→ **Aim of the task**: Scan the data below for the string "parent". Show every line where it turns up.

────

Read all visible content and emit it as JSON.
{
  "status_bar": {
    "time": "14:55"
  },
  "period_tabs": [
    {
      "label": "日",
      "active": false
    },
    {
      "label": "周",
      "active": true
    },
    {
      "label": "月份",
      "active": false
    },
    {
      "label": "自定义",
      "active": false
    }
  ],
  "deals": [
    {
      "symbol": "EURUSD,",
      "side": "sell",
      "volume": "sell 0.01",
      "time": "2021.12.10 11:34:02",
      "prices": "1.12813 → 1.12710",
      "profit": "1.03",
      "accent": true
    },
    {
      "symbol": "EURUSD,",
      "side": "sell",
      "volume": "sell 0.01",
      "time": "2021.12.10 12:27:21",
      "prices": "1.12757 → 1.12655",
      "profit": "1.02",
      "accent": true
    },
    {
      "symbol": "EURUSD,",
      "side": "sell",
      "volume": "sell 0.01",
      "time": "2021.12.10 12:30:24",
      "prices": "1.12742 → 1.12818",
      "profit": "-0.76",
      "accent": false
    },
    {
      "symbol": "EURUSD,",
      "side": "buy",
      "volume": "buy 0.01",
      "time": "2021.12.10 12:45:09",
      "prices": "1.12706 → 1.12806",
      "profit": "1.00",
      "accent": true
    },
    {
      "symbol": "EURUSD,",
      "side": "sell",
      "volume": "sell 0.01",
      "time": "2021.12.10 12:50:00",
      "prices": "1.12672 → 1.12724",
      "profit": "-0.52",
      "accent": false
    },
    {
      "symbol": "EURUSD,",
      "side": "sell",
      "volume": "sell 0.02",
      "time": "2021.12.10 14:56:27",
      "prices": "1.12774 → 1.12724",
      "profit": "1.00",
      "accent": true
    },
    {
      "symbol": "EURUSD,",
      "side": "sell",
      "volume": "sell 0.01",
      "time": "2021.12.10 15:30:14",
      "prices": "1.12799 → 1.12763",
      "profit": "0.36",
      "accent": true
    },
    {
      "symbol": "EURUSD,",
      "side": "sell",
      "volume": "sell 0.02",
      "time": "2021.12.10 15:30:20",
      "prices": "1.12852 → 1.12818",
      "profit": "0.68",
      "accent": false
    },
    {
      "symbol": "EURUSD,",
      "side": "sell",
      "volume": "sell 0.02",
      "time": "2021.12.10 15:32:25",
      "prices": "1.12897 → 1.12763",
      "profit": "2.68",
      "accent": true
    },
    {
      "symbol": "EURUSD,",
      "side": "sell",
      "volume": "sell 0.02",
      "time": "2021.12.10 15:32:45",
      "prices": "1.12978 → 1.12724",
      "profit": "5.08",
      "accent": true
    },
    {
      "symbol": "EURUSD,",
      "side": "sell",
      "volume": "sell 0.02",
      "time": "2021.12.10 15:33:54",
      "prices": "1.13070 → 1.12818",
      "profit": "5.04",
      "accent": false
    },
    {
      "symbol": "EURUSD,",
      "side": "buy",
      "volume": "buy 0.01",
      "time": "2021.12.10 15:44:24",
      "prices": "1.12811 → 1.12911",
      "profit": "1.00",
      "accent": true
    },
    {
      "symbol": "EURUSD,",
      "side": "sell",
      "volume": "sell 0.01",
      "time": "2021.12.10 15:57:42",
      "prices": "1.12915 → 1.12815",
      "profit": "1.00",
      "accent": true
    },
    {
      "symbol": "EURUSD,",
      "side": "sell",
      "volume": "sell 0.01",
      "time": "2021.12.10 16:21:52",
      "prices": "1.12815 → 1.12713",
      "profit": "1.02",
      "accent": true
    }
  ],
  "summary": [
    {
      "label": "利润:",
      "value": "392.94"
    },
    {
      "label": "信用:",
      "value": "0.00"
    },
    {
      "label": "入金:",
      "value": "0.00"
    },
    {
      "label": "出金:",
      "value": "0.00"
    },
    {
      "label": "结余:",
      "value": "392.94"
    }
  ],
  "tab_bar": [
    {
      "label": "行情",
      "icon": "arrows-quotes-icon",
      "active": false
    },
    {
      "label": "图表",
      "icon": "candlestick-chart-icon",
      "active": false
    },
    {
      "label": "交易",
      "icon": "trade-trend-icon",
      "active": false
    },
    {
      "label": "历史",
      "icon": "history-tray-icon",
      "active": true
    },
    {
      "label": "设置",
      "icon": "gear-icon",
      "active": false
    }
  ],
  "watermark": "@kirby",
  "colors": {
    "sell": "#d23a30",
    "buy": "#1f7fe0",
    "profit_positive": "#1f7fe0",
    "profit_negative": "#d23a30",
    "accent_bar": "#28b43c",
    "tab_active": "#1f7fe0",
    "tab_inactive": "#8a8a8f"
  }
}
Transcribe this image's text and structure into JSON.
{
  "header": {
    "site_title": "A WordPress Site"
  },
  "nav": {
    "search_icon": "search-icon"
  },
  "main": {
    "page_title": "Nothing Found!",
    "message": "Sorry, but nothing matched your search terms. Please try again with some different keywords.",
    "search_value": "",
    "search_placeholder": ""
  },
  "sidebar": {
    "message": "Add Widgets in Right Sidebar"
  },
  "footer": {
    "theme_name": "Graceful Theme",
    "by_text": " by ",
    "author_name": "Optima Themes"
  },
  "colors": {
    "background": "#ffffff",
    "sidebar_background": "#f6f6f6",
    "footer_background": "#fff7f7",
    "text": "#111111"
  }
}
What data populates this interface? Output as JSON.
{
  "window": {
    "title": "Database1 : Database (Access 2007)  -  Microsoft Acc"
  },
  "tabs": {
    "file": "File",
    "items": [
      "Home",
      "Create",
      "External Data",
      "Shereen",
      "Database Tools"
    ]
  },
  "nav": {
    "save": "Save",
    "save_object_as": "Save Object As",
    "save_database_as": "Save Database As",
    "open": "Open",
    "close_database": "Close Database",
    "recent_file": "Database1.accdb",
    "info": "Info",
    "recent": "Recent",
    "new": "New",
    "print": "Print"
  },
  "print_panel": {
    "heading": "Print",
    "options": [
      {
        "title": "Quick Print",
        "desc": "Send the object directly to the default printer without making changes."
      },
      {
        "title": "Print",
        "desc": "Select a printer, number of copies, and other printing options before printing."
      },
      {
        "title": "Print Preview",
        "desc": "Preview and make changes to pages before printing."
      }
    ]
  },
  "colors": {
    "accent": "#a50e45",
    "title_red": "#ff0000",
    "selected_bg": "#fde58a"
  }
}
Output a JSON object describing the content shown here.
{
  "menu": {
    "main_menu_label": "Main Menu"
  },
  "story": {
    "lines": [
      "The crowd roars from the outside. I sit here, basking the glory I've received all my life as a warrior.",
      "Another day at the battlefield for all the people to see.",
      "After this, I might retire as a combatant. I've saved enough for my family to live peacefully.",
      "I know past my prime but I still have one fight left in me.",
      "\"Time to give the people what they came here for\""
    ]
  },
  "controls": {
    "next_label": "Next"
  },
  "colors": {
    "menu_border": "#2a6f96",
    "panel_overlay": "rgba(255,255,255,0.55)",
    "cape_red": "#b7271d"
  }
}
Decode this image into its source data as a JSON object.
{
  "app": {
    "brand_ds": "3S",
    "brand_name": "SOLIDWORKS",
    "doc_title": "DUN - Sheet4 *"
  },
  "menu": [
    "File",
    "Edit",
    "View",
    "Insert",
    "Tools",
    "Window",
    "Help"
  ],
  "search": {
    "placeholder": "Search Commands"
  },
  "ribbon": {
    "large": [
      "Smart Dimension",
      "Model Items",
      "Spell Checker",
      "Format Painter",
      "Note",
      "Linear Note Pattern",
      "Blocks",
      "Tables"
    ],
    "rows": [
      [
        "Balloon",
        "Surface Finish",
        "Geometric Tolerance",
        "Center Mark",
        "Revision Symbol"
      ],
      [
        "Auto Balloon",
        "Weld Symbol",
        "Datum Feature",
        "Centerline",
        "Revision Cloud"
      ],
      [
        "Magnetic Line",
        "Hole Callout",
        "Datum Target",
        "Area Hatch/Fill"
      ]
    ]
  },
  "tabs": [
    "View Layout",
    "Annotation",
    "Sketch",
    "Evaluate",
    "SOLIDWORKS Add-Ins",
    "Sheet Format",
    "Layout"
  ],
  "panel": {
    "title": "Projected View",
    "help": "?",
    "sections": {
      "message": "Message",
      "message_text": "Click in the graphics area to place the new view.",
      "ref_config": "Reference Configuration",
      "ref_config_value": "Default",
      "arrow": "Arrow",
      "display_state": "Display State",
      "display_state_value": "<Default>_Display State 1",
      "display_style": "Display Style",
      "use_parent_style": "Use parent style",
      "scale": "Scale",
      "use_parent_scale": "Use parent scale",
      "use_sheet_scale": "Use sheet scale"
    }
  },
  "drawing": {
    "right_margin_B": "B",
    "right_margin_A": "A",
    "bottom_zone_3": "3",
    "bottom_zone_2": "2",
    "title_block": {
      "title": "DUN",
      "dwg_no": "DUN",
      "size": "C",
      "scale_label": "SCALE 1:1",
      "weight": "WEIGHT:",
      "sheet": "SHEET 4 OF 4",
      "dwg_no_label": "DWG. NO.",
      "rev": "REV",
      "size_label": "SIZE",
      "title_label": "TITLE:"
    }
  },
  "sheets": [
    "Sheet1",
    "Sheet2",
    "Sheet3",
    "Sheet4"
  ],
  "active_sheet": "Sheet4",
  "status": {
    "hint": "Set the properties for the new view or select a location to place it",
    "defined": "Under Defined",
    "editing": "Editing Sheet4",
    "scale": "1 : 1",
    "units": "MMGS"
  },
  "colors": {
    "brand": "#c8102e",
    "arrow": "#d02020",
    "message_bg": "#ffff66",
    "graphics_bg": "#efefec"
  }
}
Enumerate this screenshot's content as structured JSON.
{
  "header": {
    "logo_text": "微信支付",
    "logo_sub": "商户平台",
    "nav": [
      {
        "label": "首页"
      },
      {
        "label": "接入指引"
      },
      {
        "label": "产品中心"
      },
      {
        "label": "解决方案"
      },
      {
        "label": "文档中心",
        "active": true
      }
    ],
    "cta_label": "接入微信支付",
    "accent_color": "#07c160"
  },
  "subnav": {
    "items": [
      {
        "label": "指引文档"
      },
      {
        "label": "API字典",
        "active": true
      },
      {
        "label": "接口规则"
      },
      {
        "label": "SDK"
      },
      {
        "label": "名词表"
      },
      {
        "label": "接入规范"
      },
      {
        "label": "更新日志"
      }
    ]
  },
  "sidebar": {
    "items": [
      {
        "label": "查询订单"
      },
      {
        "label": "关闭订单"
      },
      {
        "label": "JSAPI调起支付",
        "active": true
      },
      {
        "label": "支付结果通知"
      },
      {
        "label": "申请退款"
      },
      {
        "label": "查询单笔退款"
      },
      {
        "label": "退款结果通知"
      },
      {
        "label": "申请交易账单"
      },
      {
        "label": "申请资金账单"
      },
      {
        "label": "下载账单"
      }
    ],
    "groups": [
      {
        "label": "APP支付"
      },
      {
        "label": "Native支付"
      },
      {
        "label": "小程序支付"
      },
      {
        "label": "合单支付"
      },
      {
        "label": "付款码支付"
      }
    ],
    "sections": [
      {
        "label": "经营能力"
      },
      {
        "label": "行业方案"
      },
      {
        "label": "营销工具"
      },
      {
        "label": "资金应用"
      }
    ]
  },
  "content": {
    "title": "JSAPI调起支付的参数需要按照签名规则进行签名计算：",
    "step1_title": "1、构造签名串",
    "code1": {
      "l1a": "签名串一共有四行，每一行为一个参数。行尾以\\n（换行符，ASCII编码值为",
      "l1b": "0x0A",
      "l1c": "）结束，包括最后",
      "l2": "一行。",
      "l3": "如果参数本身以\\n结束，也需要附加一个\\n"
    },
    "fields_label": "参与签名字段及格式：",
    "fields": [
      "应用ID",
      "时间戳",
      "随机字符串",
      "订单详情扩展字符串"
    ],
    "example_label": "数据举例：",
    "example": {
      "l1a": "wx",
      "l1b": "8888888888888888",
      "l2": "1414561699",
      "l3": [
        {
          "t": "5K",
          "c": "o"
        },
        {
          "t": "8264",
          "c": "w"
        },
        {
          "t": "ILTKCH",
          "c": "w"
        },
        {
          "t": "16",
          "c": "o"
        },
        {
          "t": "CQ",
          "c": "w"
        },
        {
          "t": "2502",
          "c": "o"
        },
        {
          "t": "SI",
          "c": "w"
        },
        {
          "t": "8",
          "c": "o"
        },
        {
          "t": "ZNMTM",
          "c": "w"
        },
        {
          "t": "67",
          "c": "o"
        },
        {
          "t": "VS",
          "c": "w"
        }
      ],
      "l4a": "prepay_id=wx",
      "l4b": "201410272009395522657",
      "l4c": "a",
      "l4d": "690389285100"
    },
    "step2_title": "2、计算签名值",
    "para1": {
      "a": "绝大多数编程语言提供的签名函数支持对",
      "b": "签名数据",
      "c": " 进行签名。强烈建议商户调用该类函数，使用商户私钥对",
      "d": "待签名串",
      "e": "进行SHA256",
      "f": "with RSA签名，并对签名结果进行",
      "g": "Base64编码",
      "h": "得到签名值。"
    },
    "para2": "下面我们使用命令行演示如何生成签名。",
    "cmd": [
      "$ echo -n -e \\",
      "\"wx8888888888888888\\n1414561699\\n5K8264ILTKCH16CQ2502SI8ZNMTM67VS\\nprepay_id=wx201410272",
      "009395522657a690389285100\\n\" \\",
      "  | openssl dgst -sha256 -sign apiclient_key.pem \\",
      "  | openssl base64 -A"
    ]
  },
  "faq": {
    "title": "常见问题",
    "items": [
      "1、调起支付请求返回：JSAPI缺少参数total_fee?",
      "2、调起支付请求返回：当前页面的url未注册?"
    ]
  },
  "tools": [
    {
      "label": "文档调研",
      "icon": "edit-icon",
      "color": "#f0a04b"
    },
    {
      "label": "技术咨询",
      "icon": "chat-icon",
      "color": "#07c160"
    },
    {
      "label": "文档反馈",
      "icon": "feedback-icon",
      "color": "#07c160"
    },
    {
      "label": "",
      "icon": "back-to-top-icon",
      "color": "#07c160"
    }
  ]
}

────

→ **The response**:
      "use_parent_style": "Use parent style",
      "use_parent_scale": "Use parent scale",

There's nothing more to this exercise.